[Requirement] Copy all the entries below exactly, but not the pictures.

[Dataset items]

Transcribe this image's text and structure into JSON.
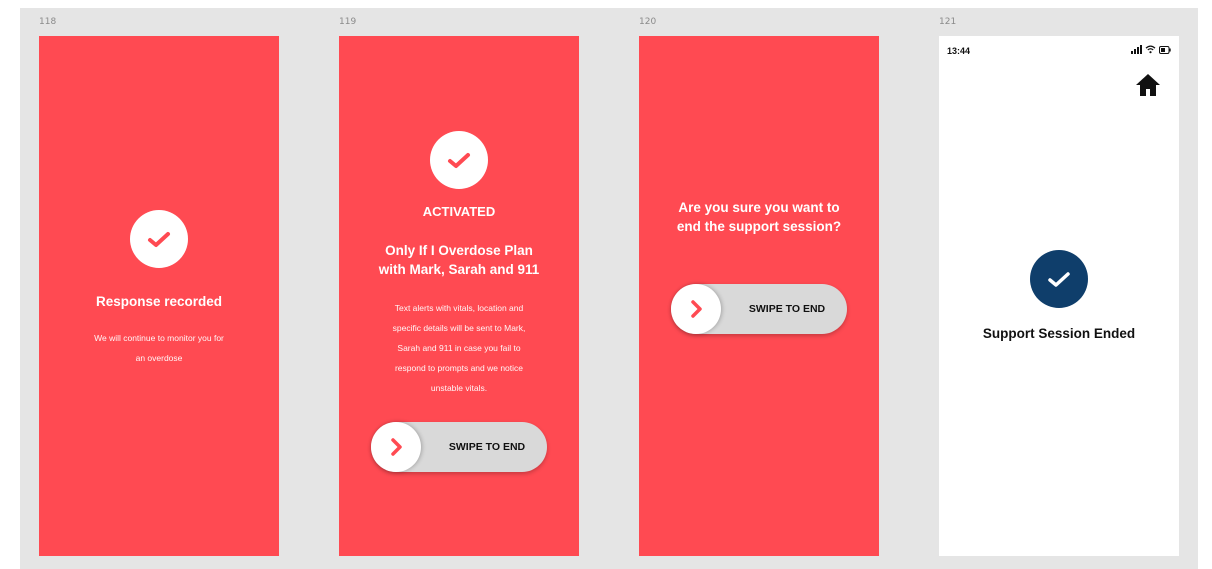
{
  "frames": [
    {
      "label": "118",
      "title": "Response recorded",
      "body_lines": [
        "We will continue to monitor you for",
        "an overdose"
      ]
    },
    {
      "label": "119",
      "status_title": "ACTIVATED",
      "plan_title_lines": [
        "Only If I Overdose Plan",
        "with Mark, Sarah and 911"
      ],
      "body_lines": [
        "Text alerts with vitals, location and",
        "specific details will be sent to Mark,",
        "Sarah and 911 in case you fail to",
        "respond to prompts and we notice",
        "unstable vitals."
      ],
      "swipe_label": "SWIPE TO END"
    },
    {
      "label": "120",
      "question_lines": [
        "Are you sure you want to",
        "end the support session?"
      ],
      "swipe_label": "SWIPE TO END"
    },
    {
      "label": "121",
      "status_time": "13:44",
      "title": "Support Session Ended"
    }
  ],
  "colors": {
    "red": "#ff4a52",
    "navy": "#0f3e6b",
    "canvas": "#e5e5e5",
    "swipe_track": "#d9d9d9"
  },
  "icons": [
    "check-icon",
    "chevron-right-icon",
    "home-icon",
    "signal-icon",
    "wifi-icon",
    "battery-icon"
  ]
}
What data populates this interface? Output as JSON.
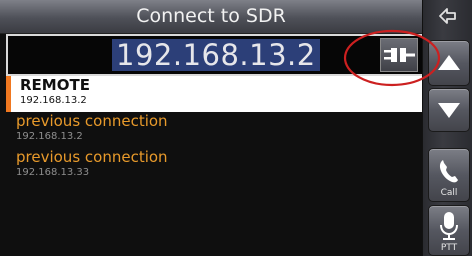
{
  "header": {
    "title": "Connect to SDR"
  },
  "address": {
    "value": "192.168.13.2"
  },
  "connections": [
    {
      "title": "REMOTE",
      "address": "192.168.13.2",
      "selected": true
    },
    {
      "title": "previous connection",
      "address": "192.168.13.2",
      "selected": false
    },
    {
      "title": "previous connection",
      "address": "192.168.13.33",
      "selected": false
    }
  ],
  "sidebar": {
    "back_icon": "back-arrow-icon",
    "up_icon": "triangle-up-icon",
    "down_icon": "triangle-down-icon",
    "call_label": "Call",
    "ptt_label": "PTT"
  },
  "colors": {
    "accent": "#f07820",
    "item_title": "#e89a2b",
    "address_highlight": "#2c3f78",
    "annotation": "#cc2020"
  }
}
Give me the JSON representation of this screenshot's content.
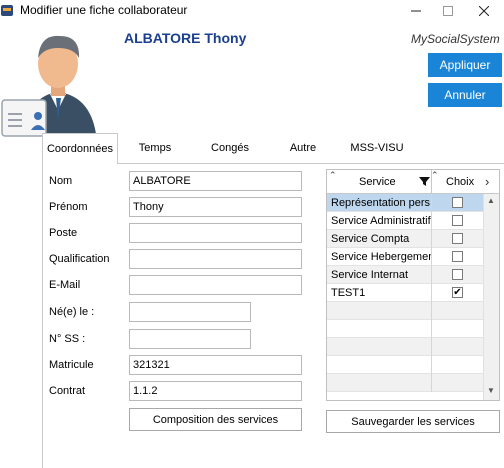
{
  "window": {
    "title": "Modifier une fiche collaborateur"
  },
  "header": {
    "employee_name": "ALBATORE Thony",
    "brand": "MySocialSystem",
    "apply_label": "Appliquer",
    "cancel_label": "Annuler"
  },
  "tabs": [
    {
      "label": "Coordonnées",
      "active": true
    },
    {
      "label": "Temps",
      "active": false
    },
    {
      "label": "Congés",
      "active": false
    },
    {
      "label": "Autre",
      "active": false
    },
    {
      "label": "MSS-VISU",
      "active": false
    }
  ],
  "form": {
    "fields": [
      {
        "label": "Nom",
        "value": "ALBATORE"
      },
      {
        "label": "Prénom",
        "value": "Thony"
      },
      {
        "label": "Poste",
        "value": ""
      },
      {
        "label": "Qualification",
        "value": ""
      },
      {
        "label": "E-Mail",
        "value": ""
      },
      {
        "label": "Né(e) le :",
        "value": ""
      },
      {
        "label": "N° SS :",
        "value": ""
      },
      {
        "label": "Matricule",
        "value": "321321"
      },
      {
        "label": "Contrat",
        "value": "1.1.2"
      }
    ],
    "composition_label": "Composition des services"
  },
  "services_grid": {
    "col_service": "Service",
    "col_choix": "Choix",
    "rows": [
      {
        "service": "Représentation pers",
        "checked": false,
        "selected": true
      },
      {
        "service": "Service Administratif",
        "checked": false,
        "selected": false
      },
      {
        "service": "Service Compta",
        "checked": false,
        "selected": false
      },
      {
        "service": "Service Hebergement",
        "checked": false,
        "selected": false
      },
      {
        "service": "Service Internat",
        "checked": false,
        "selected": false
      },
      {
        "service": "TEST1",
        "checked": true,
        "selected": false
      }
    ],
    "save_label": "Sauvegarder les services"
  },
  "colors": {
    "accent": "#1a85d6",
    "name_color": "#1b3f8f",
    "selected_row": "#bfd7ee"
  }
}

[Answer]
Transcribe this image's text and structure into JSON.
{
  "frames": [
    {
      "label": "118",
      "title": "Response recorded",
      "body_lines": [
        "We will continue to monitor you for",
        "an overdose"
      ]
    },
    {
      "label": "119",
      "status_title": "ACTIVATED",
      "plan_title_lines": [
        "Only If I Overdose Plan",
        "with Mark, Sarah and 911"
      ],
      "body_lines": [
        "Text alerts with vitals, location and",
        "specific details will be sent to Mark,",
        "Sarah and 911 in case you fail to",
        "respond to prompts and we notice",
        "unstable vitals."
      ],
      "swipe_label": "SWIPE TO END"
    },
    {
      "label": "120",
      "question_lines": [
        "Are you sure you want to",
        "end the support session?"
      ],
      "swipe_label": "SWIPE TO END"
    },
    {
      "label": "121",
      "status_time": "13:44",
      "title": "Support Session Ended"
    }
  ],
  "colors": {
    "red": "#ff4a52",
    "navy": "#0f3e6b",
    "canvas": "#e5e5e5",
    "swipe_track": "#d9d9d9"
  },
  "icons": [
    "check-icon",
    "chevron-right-icon",
    "home-icon",
    "signal-icon",
    "wifi-icon",
    "battery-icon"
  ]
}
What data populates this interface? Output as JSON.
{
  "header": {
    "title": "Connect to SDR"
  },
  "address": {
    "value": "192.168.13.2"
  },
  "connections": [
    {
      "title": "REMOTE",
      "address": "192.168.13.2",
      "selected": true
    },
    {
      "title": "previous connection",
      "address": "192.168.13.2",
      "selected": false
    },
    {
      "title": "previous connection",
      "address": "192.168.13.33",
      "selected": false
    }
  ],
  "sidebar": {
    "back_icon": "back-arrow-icon",
    "up_icon": "triangle-up-icon",
    "down_icon": "triangle-down-icon",
    "call_label": "Call",
    "ptt_label": "PTT"
  },
  "colors": {
    "accent": "#f07820",
    "item_title": "#e89a2b",
    "address_highlight": "#2c3f78",
    "annotation": "#cc2020"
  }
}
Give me the JSON representation of this screenshot's content.
{
  "window": {
    "title": "Modifier une fiche collaborateur"
  },
  "header": {
    "employee_name": "ALBATORE Thony",
    "brand": "MySocialSystem",
    "apply_label": "Appliquer",
    "cancel_label": "Annuler"
  },
  "tabs": [
    {
      "label": "Coordonnées",
      "active": true
    },
    {
      "label": "Temps",
      "active": false
    },
    {
      "label": "Congés",
      "active": false
    },
    {
      "label": "Autre",
      "active": false
    },
    {
      "label": "MSS-VISU",
      "active": false
    }
  ],
  "form": {
    "fields": [
      {
        "label": "Nom",
        "value": "ALBATORE"
      },
      {
        "label": "Prénom",
        "value": "Thony"
      },
      {
        "label": "Poste",
        "value": ""
      },
      {
        "label": "Qualification",
        "value": ""
      },
      {
        "label": "E-Mail",
        "value": ""
      },
      {
        "label": "Né(e) le :",
        "value": ""
      },
      {
        "label": "N° SS :",
        "value": ""
      },
      {
        "label": "Matricule",
        "value": "321321"
      },
      {
        "label": "Contrat",
        "value": "1.1.2"
      }
    ],
    "composition_label": "Composition des services"
  },
  "services_grid": {
    "col_service": "Service",
    "col_choix": "Choix",
    "rows": [
      {
        "service": "Représentation pers",
        "checked": false,
        "selected": true
      },
      {
        "service": "Service Administratif",
        "checked": false,
        "selected": false
      },
      {
        "service": "Service Compta",
        "checked": false,
        "selected": false
      },
      {
        "service": "Service Hebergement",
        "checked": false,
        "selected": false
      },
      {
        "service": "Service Internat",
        "checked": false,
        "selected": false
      },
      {
        "service": "TEST1",
        "checked": true,
        "selected": false
      }
    ],
    "save_label": "Sauvegarder les services"
  },
  "colors": {
    "accent": "#1a85d6",
    "name_color": "#1b3f8f",
    "selected_row": "#bfd7ee"
  }
}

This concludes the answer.